━━ Data entries ━━

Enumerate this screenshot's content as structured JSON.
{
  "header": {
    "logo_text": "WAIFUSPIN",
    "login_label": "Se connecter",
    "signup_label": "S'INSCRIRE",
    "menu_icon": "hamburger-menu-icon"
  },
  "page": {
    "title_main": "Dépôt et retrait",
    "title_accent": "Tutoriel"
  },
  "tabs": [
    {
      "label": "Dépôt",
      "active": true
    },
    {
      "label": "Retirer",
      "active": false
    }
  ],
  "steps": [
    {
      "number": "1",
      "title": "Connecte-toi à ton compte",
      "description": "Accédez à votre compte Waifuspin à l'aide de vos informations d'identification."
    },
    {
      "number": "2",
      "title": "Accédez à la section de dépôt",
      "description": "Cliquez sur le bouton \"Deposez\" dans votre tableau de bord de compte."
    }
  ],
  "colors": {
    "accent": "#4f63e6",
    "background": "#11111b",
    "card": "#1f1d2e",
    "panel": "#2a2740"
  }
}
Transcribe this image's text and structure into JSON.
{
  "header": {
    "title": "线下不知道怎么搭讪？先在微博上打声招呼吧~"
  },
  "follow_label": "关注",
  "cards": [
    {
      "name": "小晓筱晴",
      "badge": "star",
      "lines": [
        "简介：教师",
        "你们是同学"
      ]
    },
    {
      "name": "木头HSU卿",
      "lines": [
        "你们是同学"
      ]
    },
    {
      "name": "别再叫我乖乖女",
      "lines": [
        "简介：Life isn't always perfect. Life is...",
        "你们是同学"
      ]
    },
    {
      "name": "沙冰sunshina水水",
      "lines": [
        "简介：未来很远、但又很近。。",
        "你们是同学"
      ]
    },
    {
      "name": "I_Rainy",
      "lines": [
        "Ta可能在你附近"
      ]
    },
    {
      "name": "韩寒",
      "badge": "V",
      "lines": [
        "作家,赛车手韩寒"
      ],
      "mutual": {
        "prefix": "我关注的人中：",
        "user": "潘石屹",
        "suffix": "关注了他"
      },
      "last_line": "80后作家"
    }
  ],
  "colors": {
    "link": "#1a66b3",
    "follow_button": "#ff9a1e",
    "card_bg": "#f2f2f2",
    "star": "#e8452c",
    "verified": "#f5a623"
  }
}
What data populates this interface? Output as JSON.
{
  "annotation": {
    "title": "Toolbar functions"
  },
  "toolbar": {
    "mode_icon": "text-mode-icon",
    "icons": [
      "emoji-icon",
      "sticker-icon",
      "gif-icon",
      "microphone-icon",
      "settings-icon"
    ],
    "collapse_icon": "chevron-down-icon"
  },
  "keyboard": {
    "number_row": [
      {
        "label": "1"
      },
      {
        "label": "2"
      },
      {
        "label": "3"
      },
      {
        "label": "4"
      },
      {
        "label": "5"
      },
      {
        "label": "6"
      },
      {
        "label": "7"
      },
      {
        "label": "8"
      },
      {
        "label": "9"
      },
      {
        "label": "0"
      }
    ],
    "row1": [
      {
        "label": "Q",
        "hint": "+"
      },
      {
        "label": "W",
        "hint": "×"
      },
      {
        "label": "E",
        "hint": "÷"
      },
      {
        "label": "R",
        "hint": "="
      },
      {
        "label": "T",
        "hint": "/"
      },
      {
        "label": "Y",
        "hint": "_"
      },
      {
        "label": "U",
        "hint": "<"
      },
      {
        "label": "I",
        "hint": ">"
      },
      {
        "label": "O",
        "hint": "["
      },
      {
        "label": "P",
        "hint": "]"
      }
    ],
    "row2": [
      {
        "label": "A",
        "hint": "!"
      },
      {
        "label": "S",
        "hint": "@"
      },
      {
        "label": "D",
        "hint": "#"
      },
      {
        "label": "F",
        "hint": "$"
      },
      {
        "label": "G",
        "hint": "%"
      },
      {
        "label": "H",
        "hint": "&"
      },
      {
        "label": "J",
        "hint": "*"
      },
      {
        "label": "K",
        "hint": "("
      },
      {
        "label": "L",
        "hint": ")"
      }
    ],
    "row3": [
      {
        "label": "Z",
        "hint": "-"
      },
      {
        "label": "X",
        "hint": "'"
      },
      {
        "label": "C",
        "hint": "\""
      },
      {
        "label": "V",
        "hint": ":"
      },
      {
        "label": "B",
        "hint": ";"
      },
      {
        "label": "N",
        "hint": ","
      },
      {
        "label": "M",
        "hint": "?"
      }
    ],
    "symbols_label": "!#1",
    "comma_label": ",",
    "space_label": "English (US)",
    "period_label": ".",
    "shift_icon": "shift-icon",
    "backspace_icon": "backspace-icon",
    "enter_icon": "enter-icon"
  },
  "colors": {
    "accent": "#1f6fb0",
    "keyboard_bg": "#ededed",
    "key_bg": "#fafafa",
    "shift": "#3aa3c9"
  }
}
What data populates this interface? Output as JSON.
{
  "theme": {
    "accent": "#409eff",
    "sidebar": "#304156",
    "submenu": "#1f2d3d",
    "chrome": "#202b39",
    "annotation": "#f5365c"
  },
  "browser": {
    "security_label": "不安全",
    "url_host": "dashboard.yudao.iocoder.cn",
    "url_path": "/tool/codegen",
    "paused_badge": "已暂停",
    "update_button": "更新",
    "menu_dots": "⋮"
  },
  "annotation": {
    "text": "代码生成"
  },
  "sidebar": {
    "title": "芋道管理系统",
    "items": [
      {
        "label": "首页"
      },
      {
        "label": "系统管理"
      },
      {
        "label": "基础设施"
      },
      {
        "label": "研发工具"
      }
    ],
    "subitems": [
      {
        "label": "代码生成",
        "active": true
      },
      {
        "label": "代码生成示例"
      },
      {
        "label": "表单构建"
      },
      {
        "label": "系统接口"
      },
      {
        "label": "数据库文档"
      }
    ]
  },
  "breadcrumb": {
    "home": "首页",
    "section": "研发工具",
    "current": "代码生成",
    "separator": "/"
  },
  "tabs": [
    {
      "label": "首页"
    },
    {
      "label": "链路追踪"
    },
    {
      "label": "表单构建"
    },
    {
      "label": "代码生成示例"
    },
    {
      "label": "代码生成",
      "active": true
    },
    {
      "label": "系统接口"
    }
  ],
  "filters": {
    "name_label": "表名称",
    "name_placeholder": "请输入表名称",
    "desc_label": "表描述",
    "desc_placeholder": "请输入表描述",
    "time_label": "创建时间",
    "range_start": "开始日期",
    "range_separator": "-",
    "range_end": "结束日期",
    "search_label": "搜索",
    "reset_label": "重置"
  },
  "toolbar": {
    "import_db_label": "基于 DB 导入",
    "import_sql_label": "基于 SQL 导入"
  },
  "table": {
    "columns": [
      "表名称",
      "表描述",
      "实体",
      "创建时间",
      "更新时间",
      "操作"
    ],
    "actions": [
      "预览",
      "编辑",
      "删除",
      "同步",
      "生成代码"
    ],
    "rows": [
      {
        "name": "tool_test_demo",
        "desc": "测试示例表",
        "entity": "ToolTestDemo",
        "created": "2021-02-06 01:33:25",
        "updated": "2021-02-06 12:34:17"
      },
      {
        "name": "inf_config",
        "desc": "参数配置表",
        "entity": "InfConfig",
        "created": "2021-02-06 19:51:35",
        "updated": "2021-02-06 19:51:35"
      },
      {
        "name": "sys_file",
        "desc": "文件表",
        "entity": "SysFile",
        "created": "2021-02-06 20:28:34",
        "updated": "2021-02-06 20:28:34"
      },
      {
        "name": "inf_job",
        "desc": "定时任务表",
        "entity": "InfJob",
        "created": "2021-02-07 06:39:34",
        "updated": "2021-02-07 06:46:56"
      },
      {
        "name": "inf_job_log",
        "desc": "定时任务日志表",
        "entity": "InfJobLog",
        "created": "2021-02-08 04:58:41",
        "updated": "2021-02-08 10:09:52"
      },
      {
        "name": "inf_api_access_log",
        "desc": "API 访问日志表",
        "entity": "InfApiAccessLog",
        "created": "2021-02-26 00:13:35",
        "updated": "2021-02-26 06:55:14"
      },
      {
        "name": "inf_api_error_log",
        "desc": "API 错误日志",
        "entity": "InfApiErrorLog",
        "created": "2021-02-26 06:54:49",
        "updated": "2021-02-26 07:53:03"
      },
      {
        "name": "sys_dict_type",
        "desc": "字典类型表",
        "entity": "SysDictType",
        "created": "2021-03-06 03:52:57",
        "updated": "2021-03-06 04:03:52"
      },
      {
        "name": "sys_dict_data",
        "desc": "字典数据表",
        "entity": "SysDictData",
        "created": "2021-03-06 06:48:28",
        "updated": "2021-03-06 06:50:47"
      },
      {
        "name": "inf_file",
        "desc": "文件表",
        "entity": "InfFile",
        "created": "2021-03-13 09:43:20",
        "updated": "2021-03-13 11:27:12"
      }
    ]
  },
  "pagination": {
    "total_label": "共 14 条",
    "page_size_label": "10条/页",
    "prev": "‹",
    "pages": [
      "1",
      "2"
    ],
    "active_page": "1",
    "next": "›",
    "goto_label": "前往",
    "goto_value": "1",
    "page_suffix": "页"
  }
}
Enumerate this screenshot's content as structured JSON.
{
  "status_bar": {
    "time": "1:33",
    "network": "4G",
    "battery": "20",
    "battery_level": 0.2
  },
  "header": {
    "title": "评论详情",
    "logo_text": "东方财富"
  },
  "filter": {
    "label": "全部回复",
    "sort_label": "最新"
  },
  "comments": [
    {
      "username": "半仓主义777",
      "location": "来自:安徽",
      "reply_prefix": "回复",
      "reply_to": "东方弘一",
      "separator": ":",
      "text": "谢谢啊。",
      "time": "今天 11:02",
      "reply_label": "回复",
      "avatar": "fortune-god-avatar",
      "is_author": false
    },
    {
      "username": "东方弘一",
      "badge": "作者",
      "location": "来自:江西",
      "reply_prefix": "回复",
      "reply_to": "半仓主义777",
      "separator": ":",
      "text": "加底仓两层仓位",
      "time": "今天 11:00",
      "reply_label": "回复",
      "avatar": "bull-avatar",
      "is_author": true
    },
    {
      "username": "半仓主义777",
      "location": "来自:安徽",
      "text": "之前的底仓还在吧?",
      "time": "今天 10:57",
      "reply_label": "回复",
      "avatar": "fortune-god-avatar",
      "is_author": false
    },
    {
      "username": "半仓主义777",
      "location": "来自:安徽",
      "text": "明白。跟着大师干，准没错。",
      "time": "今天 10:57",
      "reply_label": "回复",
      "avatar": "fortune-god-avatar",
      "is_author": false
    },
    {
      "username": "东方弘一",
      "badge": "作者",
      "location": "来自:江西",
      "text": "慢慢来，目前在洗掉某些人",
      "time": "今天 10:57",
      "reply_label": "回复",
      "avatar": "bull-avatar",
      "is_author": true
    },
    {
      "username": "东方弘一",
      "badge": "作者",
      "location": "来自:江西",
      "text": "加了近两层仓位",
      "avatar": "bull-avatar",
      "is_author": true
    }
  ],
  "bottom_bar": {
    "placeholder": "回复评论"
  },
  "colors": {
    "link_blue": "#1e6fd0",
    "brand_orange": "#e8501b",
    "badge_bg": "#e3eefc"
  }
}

━━━

Count the lines in the records above that contain the word "updated", and reply with only that number.

Output below:
10